Exercise prompt
Can you transcribe every line exactly and leave the pictures behind?

Provided entries
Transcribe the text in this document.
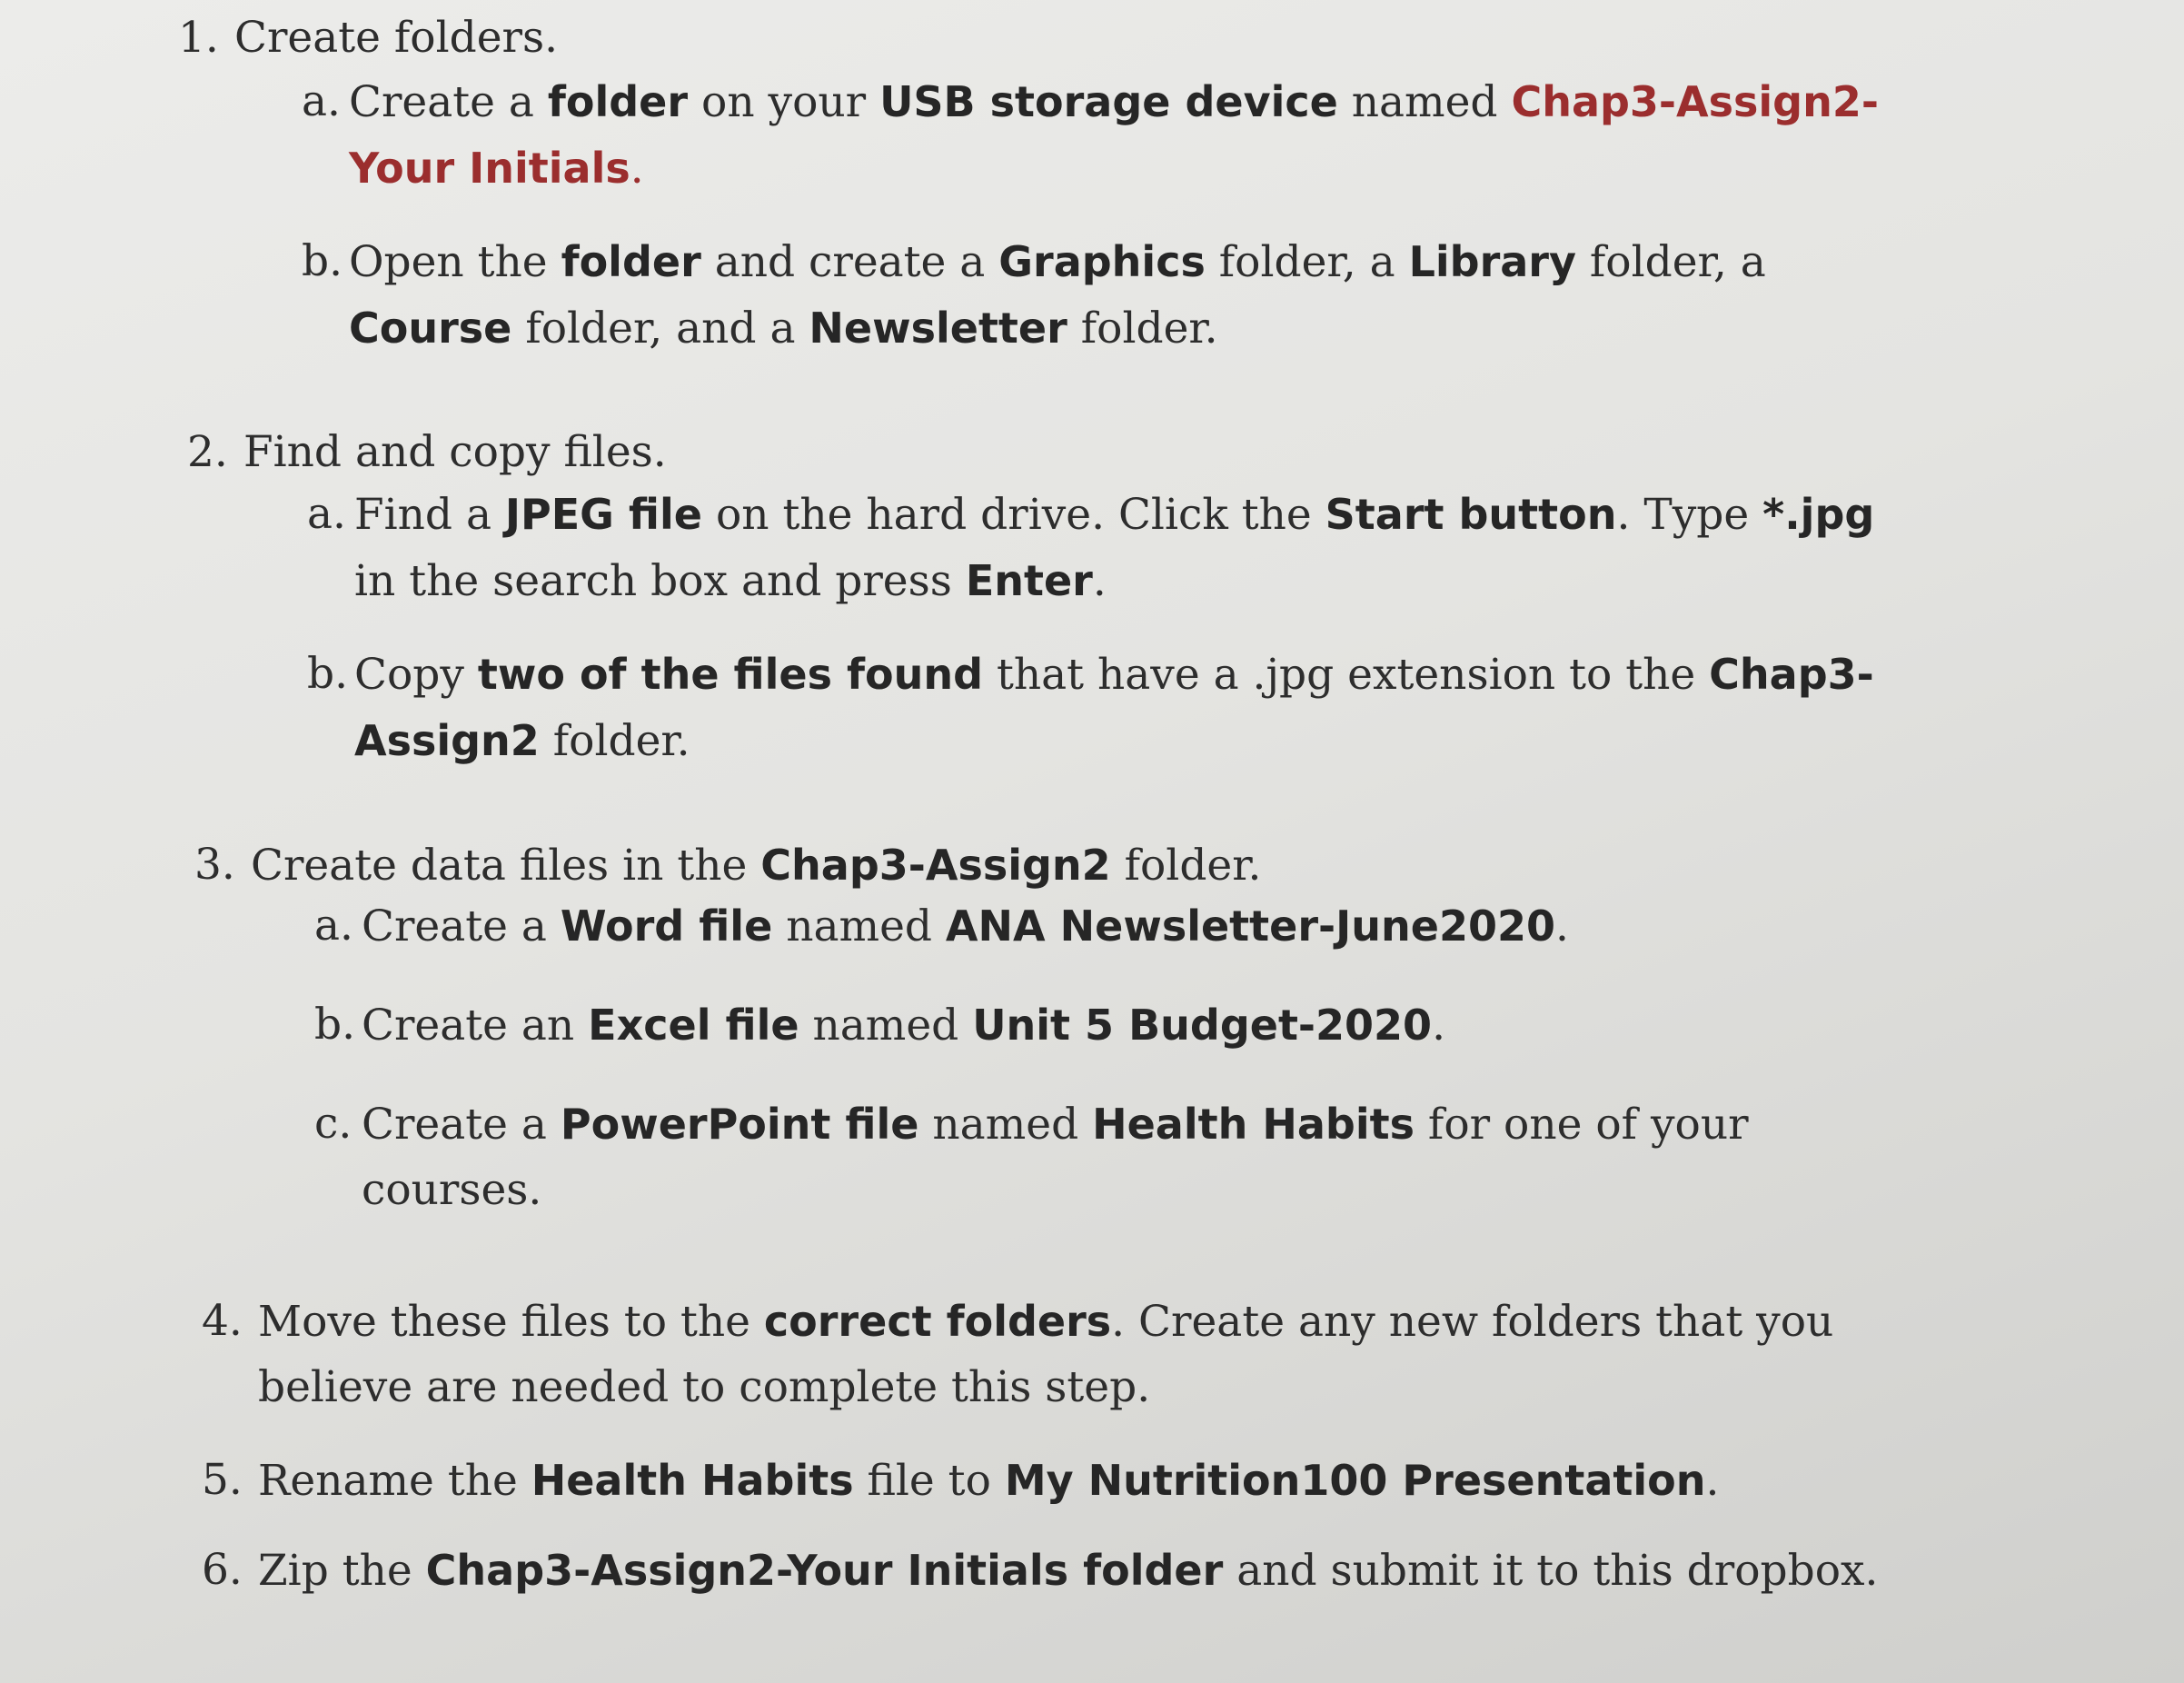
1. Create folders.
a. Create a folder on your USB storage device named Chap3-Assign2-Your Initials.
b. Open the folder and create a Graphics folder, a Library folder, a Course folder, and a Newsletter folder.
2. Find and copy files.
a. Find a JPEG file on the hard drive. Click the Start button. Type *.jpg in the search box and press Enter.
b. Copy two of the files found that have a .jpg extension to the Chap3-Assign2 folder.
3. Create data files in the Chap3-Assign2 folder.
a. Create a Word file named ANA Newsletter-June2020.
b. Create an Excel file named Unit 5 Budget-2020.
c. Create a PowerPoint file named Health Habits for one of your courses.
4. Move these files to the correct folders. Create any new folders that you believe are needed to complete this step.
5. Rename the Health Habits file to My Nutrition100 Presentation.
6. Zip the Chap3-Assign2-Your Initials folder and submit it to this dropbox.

Response below
Transcribe the text in this document.
1. Create folders.
a. Create a folder on your USB storage device named Chap3-Assign2-Your Initials.
b. Open the folder and create a Graphics folder, a Library folder, a Course folder, and a Newsletter folder.
2. Find and copy files.
a. Find a JPEG file on the hard drive. Click the Start button. Type *.jpg in the search box and press Enter.
b. Copy two of the files found that have a .jpg extension to the Chap3-Assign2 folder.
3. Create data files in the Chap3-Assign2 folder.
a. Create a Word file named ANA Newsletter-June2020.
b. Create an Excel file named Unit 5 Budget-2020.
c. Create a PowerPoint file named Health Habits for one of your courses.
4. Move these files to the correct folders. Create any new folders that you believe are needed to complete this step.
5. Rename the Health Habits file to My Nutrition100 Presentation.
6. Zip the Chap3-Assign2-Your Initials folder and submit it to this dropbox.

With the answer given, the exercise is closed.